- _To be done_
Copy every line of the listing that holds the string "professionnelles".

[start]

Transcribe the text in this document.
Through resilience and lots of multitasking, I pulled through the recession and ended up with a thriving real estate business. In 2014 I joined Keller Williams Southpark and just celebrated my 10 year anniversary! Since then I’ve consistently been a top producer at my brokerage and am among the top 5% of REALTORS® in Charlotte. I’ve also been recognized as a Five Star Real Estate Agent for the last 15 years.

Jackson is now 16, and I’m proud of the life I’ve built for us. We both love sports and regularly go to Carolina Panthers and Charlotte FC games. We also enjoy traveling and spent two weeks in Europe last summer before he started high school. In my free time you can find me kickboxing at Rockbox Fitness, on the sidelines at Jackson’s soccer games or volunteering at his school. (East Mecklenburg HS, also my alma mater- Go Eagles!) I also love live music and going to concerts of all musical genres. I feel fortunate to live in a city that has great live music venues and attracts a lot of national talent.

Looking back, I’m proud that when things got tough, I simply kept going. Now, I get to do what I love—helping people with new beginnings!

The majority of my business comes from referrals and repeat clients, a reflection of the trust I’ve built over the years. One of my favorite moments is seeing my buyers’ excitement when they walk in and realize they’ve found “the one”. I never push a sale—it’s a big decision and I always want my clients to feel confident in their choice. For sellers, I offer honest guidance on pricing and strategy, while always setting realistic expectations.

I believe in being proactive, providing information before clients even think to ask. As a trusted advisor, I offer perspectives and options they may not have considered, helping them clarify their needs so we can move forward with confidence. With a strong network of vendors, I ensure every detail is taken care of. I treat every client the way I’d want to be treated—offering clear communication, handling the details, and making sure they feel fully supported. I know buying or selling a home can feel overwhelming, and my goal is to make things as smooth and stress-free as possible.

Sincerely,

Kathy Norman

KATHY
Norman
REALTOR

[end]
[start]

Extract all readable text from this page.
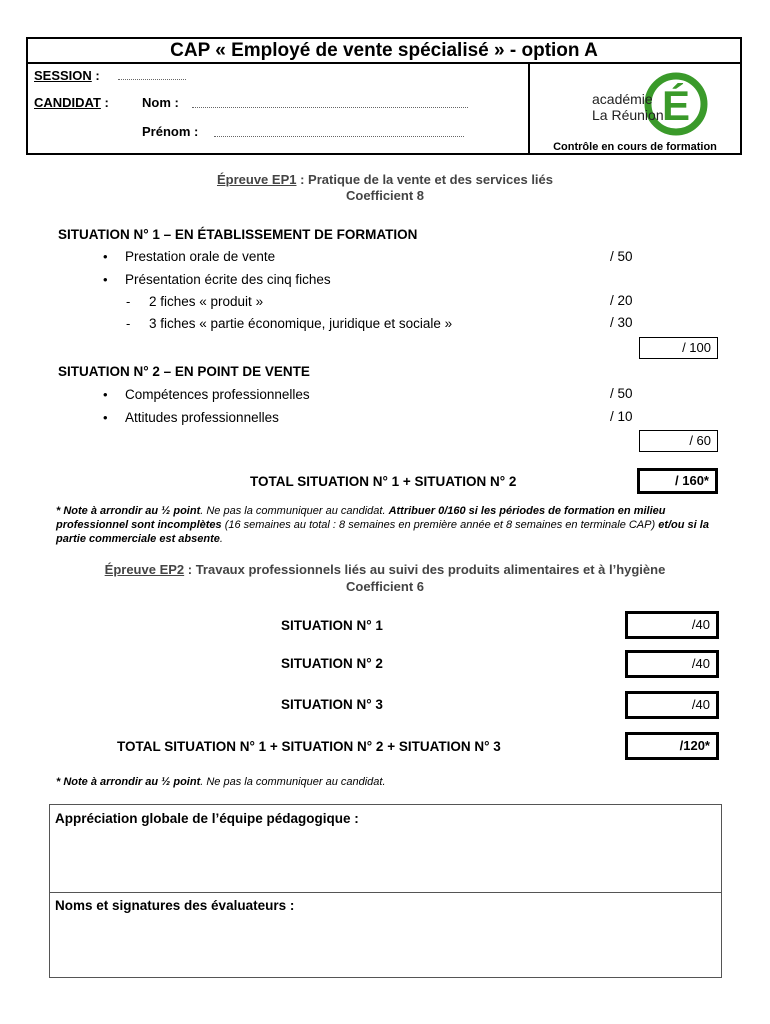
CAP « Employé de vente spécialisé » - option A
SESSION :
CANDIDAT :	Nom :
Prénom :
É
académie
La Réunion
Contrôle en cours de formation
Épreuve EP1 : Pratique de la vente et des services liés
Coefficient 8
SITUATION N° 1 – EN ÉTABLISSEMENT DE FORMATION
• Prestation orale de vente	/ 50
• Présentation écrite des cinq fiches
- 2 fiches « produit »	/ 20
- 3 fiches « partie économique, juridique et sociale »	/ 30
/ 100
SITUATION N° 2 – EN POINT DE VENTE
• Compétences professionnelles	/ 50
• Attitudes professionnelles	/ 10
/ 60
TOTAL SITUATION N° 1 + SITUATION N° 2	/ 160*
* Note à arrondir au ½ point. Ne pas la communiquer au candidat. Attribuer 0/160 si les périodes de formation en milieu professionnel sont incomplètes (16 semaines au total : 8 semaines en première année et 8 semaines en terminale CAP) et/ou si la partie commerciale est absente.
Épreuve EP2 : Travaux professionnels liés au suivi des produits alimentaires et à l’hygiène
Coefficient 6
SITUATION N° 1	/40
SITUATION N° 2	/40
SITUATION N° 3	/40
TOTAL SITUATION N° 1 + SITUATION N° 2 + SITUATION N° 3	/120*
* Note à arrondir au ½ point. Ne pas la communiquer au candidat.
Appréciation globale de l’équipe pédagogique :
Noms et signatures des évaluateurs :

[end]

- _Final result_
• Compétences professionnelles	/ 50
• Attitudes professionnelles	/ 10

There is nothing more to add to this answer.